Available records →
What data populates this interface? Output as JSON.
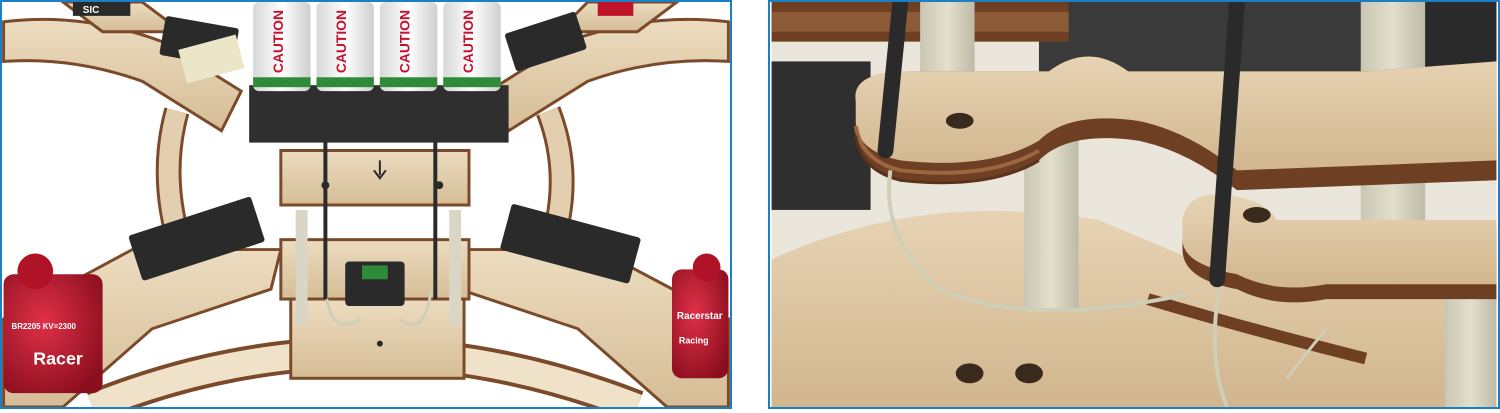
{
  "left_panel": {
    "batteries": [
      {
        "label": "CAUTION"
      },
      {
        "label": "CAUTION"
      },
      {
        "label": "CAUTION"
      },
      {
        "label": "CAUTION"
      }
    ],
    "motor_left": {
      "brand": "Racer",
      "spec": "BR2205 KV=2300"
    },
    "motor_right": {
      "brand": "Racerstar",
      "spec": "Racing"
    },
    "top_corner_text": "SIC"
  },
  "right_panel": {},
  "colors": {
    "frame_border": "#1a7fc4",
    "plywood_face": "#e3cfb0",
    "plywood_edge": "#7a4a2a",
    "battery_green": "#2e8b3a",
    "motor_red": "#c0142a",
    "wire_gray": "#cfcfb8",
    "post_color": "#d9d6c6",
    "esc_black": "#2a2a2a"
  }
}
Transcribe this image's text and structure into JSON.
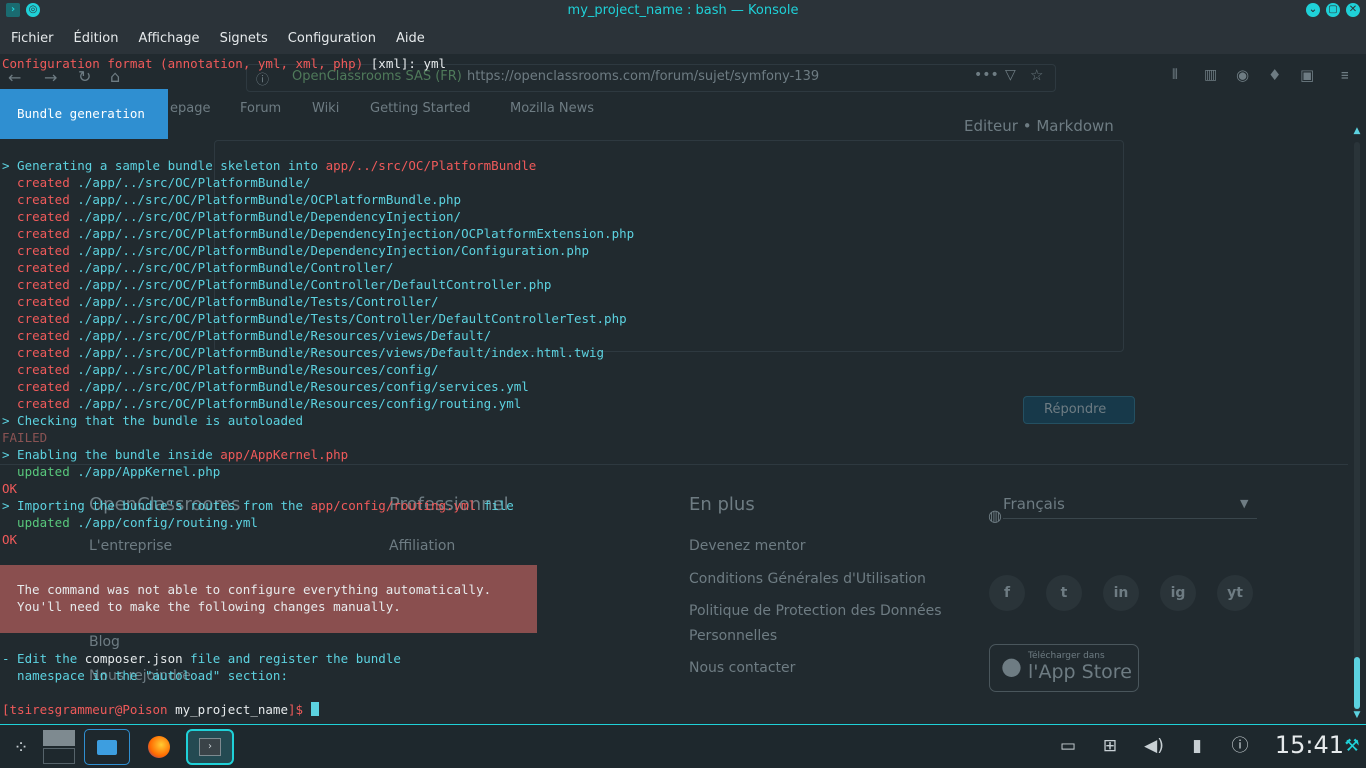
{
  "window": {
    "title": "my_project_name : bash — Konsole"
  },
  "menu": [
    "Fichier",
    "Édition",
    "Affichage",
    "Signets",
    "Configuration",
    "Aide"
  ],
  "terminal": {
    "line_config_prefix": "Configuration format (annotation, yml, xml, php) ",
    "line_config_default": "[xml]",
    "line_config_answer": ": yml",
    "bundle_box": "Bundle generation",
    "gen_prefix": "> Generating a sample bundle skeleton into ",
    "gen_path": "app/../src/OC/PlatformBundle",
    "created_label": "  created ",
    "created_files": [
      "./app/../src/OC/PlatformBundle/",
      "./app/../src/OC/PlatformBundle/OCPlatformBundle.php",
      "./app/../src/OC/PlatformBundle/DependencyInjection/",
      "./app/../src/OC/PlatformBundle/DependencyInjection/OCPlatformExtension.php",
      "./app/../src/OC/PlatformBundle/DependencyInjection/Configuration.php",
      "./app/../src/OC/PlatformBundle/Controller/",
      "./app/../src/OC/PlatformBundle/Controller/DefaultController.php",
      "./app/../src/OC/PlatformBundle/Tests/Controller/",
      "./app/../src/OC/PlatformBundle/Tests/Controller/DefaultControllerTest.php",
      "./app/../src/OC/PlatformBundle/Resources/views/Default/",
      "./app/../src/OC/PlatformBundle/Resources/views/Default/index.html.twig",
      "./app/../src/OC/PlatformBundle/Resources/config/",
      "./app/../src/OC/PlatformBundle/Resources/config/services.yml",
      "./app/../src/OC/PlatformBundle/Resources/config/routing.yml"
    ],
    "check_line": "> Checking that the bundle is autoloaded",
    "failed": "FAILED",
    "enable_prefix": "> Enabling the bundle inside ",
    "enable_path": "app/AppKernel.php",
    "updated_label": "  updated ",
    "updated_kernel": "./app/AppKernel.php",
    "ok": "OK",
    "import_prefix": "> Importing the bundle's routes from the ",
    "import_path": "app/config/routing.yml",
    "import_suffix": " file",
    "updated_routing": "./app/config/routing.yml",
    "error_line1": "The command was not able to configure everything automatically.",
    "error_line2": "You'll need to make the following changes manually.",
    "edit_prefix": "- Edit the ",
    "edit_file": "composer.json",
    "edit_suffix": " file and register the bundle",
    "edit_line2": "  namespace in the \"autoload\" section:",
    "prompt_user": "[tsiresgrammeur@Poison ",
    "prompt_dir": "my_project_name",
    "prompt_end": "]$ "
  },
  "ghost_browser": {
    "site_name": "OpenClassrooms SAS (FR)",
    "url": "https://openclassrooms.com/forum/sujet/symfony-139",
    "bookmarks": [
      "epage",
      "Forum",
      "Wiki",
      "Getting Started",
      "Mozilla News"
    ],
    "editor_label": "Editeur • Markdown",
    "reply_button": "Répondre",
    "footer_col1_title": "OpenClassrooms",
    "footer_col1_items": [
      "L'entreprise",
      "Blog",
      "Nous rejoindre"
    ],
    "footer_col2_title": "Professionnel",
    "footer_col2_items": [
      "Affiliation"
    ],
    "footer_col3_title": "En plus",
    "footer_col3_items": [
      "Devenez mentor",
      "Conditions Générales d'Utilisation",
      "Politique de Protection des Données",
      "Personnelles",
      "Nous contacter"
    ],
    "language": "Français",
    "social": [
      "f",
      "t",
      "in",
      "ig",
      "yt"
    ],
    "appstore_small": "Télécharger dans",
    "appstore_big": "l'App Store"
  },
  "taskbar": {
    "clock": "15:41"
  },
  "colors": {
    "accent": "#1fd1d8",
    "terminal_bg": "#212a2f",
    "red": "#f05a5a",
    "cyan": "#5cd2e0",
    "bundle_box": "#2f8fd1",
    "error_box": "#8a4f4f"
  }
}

Set task → Copy out all the entries exactly. Images stay out of the copy.

Exercise response →
What data populates this interface? Output as JSON.
{
  "left_panel": {
    "batteries": [
      {
        "label": "CAUTION"
      },
      {
        "label": "CAUTION"
      },
      {
        "label": "CAUTION"
      },
      {
        "label": "CAUTION"
      }
    ],
    "motor_left": {
      "brand": "Racer",
      "spec": "BR2205 KV=2300"
    },
    "motor_right": {
      "brand": "Racerstar",
      "spec": "Racing"
    },
    "top_corner_text": "SIC"
  },
  "right_panel": {},
  "colors": {
    "frame_border": "#1a7fc4",
    "plywood_face": "#e3cfb0",
    "plywood_edge": "#7a4a2a",
    "battery_green": "#2e8b3a",
    "motor_red": "#c0142a",
    "wire_gray": "#cfcfb8",
    "post_color": "#d9d6c6",
    "esc_black": "#2a2a2a"
  }
}
Transcribe this image's text and structure into JSON.
{
  "window": {
    "title": "my_project_name : bash — Konsole"
  },
  "menu": [
    "Fichier",
    "Édition",
    "Affichage",
    "Signets",
    "Configuration",
    "Aide"
  ],
  "terminal": {
    "line_config_prefix": "Configuration format (annotation, yml, xml, php) ",
    "line_config_default": "[xml]",
    "line_config_answer": ": yml",
    "bundle_box": "Bundle generation",
    "gen_prefix": "> Generating a sample bundle skeleton into ",
    "gen_path": "app/../src/OC/PlatformBundle",
    "created_label": "  created ",
    "created_files": [
      "./app/../src/OC/PlatformBundle/",
      "./app/../src/OC/PlatformBundle/OCPlatformBundle.php",
      "./app/../src/OC/PlatformBundle/DependencyInjection/",
      "./app/../src/OC/PlatformBundle/DependencyInjection/OCPlatformExtension.php",
      "./app/../src/OC/PlatformBundle/DependencyInjection/Configuration.php",
      "./app/../src/OC/PlatformBundle/Controller/",
      "./app/../src/OC/PlatformBundle/Controller/DefaultController.php",
      "./app/../src/OC/PlatformBundle/Tests/Controller/",
      "./app/../src/OC/PlatformBundle/Tests/Controller/DefaultControllerTest.php",
      "./app/../src/OC/PlatformBundle/Resources/views/Default/",
      "./app/../src/OC/PlatformBundle/Resources/views/Default/index.html.twig",
      "./app/../src/OC/PlatformBundle/Resources/config/",
      "./app/../src/OC/PlatformBundle/Resources/config/services.yml",
      "./app/../src/OC/PlatformBundle/Resources/config/routing.yml"
    ],
    "check_line": "> Checking that the bundle is autoloaded",
    "failed": "FAILED",
    "enable_prefix": "> Enabling the bundle inside ",
    "enable_path": "app/AppKernel.php",
    "updated_label": "  updated ",
    "updated_kernel": "./app/AppKernel.php",
    "ok": "OK",
    "import_prefix": "> Importing the bundle's routes from the ",
    "import_path": "app/config/routing.yml",
    "import_suffix": " file",
    "updated_routing": "./app/config/routing.yml",
    "error_line1": "The command was not able to configure everything automatically.",
    "error_line2": "You'll need to make the following changes manually.",
    "edit_prefix": "- Edit the ",
    "edit_file": "composer.json",
    "edit_suffix": " file and register the bundle",
    "edit_line2": "  namespace in the \"autoload\" section:",
    "prompt_user": "[tsiresgrammeur@Poison ",
    "prompt_dir": "my_project_name",
    "prompt_end": "]$ "
  },
  "ghost_browser": {
    "site_name": "OpenClassrooms SAS (FR)",
    "url": "https://openclassrooms.com/forum/sujet/symfony-139",
    "bookmarks": [
      "epage",
      "Forum",
      "Wiki",
      "Getting Started",
      "Mozilla News"
    ],
    "editor_label": "Editeur • Markdown",
    "reply_button": "Répondre",
    "footer_col1_title": "OpenClassrooms",
    "footer_col1_items": [
      "L'entreprise",
      "Blog",
      "Nous rejoindre"
    ],
    "footer_col2_title": "Professionnel",
    "footer_col2_items": [
      "Affiliation"
    ],
    "footer_col3_title": "En plus",
    "footer_col3_items": [
      "Devenez mentor",
      "Conditions Générales d'Utilisation",
      "Politique de Protection des Données",
      "Personnelles",
      "Nous contacter"
    ],
    "language": "Français",
    "social": [
      "f",
      "t",
      "in",
      "ig",
      "yt"
    ],
    "appstore_small": "Télécharger dans",
    "appstore_big": "l'App Store"
  },
  "taskbar": {
    "clock": "15:41"
  },
  "colors": {
    "accent": "#1fd1d8",
    "terminal_bg": "#212a2f",
    "red": "#f05a5a",
    "cyan": "#5cd2e0",
    "bundle_box": "#2f8fd1",
    "error_box": "#8a4f4f"
  }
}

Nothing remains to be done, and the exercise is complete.